Job - Write out the entries again exactly as they are given.

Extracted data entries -
□ □ □ □

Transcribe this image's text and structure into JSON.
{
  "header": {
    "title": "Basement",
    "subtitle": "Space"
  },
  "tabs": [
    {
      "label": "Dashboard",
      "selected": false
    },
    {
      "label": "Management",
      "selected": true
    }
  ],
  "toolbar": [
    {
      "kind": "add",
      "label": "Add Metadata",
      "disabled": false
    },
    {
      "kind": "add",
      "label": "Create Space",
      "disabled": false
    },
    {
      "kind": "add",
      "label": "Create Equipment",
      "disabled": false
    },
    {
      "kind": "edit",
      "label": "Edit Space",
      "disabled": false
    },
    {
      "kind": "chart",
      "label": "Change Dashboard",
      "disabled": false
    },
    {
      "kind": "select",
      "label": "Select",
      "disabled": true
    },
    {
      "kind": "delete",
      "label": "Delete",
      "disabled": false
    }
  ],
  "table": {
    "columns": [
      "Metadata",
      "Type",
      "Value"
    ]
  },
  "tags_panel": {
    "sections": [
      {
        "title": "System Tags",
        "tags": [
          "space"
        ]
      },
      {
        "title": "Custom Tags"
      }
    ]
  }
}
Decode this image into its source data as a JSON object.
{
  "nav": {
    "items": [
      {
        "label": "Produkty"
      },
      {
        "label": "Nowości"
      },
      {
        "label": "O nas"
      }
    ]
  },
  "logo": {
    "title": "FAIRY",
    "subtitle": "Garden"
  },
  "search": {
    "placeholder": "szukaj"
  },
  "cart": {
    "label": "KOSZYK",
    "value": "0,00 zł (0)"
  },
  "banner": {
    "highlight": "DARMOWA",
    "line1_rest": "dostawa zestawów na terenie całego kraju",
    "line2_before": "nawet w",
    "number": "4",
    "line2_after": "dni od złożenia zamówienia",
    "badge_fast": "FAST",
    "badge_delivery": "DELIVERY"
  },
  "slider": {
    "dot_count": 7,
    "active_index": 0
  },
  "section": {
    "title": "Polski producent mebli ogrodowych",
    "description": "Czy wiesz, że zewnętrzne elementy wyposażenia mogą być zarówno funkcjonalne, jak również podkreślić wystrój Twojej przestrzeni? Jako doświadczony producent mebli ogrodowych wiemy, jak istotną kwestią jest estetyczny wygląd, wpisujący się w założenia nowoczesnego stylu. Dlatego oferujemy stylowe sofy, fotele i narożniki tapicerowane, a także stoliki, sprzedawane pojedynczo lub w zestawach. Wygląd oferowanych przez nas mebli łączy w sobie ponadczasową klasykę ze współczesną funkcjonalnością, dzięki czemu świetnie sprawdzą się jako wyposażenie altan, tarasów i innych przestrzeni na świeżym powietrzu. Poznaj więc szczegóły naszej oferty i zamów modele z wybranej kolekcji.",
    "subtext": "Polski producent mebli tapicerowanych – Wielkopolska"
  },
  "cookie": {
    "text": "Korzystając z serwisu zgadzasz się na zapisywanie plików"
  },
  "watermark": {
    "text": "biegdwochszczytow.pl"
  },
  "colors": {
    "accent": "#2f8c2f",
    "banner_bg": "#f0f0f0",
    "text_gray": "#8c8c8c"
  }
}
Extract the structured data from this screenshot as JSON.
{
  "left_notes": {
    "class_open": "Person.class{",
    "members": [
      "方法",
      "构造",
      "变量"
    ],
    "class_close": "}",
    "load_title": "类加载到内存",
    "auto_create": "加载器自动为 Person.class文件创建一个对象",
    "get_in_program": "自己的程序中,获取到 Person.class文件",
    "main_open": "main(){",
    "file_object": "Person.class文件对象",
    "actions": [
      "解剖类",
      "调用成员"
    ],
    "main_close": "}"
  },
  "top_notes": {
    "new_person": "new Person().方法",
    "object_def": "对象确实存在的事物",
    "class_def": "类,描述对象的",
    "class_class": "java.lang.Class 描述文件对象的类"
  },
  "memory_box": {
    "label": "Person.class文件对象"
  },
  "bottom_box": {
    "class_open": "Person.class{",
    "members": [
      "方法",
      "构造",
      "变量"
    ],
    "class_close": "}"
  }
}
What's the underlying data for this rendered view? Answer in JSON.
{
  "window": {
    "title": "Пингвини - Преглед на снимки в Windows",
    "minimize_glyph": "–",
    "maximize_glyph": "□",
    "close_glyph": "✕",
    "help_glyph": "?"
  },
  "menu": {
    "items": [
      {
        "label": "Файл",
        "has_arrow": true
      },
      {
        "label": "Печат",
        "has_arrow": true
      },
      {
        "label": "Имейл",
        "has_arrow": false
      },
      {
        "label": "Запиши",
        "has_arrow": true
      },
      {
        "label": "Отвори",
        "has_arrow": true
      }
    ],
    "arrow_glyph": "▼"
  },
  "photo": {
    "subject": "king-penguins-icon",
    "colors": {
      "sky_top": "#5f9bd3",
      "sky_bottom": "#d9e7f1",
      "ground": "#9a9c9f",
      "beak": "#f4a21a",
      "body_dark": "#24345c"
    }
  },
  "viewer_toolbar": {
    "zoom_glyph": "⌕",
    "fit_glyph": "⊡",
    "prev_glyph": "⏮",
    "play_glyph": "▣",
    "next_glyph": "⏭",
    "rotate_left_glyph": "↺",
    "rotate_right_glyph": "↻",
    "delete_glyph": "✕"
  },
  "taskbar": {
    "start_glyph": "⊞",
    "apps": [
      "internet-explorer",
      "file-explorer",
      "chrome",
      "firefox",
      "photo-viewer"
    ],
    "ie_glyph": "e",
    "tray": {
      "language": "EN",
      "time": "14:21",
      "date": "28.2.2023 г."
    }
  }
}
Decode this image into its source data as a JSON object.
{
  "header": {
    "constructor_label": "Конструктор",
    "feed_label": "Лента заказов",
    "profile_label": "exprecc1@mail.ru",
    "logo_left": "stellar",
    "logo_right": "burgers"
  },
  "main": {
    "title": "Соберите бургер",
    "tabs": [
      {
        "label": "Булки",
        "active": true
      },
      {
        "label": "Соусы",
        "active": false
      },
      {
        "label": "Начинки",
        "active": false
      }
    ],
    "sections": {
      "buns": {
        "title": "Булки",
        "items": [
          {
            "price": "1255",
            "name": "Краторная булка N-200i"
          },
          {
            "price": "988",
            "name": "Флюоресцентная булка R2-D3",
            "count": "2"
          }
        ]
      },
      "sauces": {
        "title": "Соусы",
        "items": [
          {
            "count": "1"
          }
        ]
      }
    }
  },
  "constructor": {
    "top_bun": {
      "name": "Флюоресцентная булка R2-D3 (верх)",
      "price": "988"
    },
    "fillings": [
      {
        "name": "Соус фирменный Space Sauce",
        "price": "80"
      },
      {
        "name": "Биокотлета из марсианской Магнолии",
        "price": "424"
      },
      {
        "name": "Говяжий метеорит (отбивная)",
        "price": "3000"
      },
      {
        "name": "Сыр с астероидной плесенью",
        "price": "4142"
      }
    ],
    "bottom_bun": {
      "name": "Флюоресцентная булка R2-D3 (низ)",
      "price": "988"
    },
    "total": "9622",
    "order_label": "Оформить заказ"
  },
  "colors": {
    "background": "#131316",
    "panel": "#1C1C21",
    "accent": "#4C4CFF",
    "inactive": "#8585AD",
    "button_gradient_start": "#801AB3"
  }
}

□ □ □ □

Full output -
Transcribe this image's text and structure into JSON.
{
  "header": {
    "title": "Basement",
    "subtitle": "Space"
  },
  "tabs": [
    {
      "label": "Dashboard",
      "selected": false
    },
    {
      "label": "Management",
      "selected": true
    }
  ],
  "toolbar": [
    {
      "kind": "add",
      "label": "Add Metadata",
      "disabled": false
    },
    {
      "kind": "add",
      "label": "Create Space",
      "disabled": false
    },
    {
      "kind": "add",
      "label": "Create Equipment",
      "disabled": false
    },
    {
      "kind": "edit",
      "label": "Edit Space",
      "disabled": false
    },
    {
      "kind": "chart",
      "label": "Change Dashboard",
      "disabled": false
    },
    {
      "kind": "select",
      "label": "Select",
      "disabled": true
    },
    {
      "kind": "delete",
      "label": "Delete",
      "disabled": false
    }
  ],
  "table": {
    "columns": [
      "Metadata",
      "Type",
      "Value"
    ]
  },
  "tags_panel": {
    "sections": [
      {
        "title": "System Tags",
        "tags": [
          "space"
        ]
      },
      {
        "title": "Custom Tags"
      }
    ]
  }
}
Decode this image into its source data as a JSON object.
{
  "nav": {
    "items": [
      {
        "label": "Produkty"
      },
      {
        "label": "Nowości"
      },
      {
        "label": "O nas"
      }
    ]
  },
  "logo": {
    "title": "FAIRY",
    "subtitle": "Garden"
  },
  "search": {
    "placeholder": "szukaj"
  },
  "cart": {
    "label": "KOSZYK",
    "value": "0,00 zł (0)"
  },
  "banner": {
    "highlight": "DARMOWA",
    "line1_rest": "dostawa zestawów na terenie całego kraju",
    "line2_before": "nawet w",
    "number": "4",
    "line2_after": "dni od złożenia zamówienia",
    "badge_fast": "FAST",
    "badge_delivery": "DELIVERY"
  },
  "slider": {
    "dot_count": 7,
    "active_index": 0
  },
  "section": {
    "title": "Polski producent mebli ogrodowych",
    "description": "Czy wiesz, że zewnętrzne elementy wyposażenia mogą być zarówno funkcjonalne, jak również podkreślić wystrój Twojej przestrzeni? Jako doświadczony producent mebli ogrodowych wiemy, jak istotną kwestią jest estetyczny wygląd, wpisujący się w założenia nowoczesnego stylu. Dlatego oferujemy stylowe sofy, fotele i narożniki tapicerowane, a także stoliki, sprzedawane pojedynczo lub w zestawach. Wygląd oferowanych przez nas mebli łączy w sobie ponadczasową klasykę ze współczesną funkcjonalnością, dzięki czemu świetnie sprawdzą się jako wyposażenie altan, tarasów i innych przestrzeni na świeżym powietrzu. Poznaj więc szczegóły naszej oferty i zamów modele z wybranej kolekcji.",
    "subtext": "Polski producent mebli tapicerowanych – Wielkopolska"
  },
  "cookie": {
    "text": "Korzystając z serwisu zgadzasz się na zapisywanie plików"
  },
  "watermark": {
    "text": "biegdwochszczytow.pl"
  },
  "colors": {
    "accent": "#2f8c2f",
    "banner_bg": "#f0f0f0",
    "text_gray": "#8c8c8c"
  }
}
Extract the structured data from this screenshot as JSON.
{
  "left_notes": {
    "class_open": "Person.class{",
    "members": [
      "方法",
      "构造",
      "变量"
    ],
    "class_close": "}",
    "load_title": "类加载到内存",
    "auto_create": "加载器自动为 Person.class文件创建一个对象",
    "get_in_program": "自己的程序中,获取到 Person.class文件",
    "main_open": "main(){",
    "file_object": "Person.class文件对象",
    "actions": [
      "解剖类",
      "调用成员"
    ],
    "main_close": "}"
  },
  "top_notes": {
    "new_person": "new Person().方法",
    "object_def": "对象确实存在的事物",
    "class_def": "类,描述对象的",
    "class_class": "java.lang.Class 描述文件对象的类"
  },
  "memory_box": {
    "label": "Person.class文件对象"
  },
  "bottom_box": {
    "class_open": "Person.class{",
    "members": [
      "方法",
      "构造",
      "变量"
    ],
    "class_close": "}"
  }
}
What's the underlying data for this rendered view? Answer in JSON.
{
  "window": {
    "title": "Пингвини - Преглед на снимки в Windows",
    "minimize_glyph": "–",
    "maximize_glyph": "□",
    "close_glyph": "✕",
    "help_glyph": "?"
  },
  "menu": {
    "items": [
      {
        "label": "Файл",
        "has_arrow": true
      },
      {
        "label": "Печат",
        "has_arrow": true
      },
      {
        "label": "Имейл",
        "has_arrow": false
      },
      {
        "label": "Запиши",
        "has_arrow": true
      },
      {
        "label": "Отвори",
        "has_arrow": true
      }
    ],
    "arrow_glyph": "▼"
  },
  "photo": {
    "subject": "king-penguins-icon",
    "colors": {
      "sky_top": "#5f9bd3",
      "sky_bottom": "#d9e7f1",
      "ground": "#9a9c9f",
      "beak": "#f4a21a",
      "body_dark": "#24345c"
    }
  },
  "viewer_toolbar": {
    "zoom_glyph": "⌕",
    "fit_glyph": "⊡",
    "prev_glyph": "⏮",
    "play_glyph": "▣",
    "next_glyph": "⏭",
    "rotate_left_glyph": "↺",
    "rotate_right_glyph": "↻",
    "delete_glyph": "✕"
  },
  "taskbar": {
    "start_glyph": "⊞",
    "apps": [
      "internet-explorer",
      "file-explorer",
      "chrome",
      "firefox",
      "photo-viewer"
    ],
    "ie_glyph": "e",
    "tray": {
      "language": "EN",
      "time": "14:21",
      "date": "28.2.2023 г."
    }
  }
}
Decode this image into its source data as a JSON object.
{
  "header": {
    "constructor_label": "Конструктор",
    "feed_label": "Лента заказов",
    "profile_label": "exprecc1@mail.ru",
    "logo_left": "stellar",
    "logo_right": "burgers"
  },
  "main": {
    "title": "Соберите бургер",
    "tabs": [
      {
        "label": "Булки",
        "active": true
      },
      {
        "label": "Соусы",
        "active": false
      },
      {
        "label": "Начинки",
        "active": false
      }
    ],
    "sections": {
      "buns": {
        "title": "Булки",
        "items": [
          {
            "price": "1255",
            "name": "Краторная булка N-200i"
          },
          {
            "price": "988",
            "name": "Флюоресцентная булка R2-D3",
            "count": "2"
          }
        ]
      },
      "sauces": {
        "title": "Соусы",
        "items": [
          {
            "count": "1"
          }
        ]
      }
    }
  },
  "constructor": {
    "top_bun": {
      "name": "Флюоресцентная булка R2-D3 (верх)",
      "price": "988"
    },
    "fillings": [
      {
        "name": "Соус фирменный Space Sauce",
        "price": "80"
      },
      {
        "name": "Биокотлета из марсианской Магнолии",
        "price": "424"
      },
      {
        "name": "Говяжий метеорит (отбивная)",
        "price": "3000"
      },
      {
        "name": "Сыр с астероидной плесенью",
        "price": "4142"
      }
    ],
    "bottom_bun": {
      "name": "Флюоресцентная булка R2-D3 (низ)",
      "price": "988"
    },
    "total": "9622",
    "order_label": "Оформить заказ"
  },
  "colors": {
    "background": "#131316",
    "panel": "#1C1C21",
    "accent": "#4C4CFF",
    "inactive": "#8585AD",
    "button_gradient_start": "#801AB3"
  }
}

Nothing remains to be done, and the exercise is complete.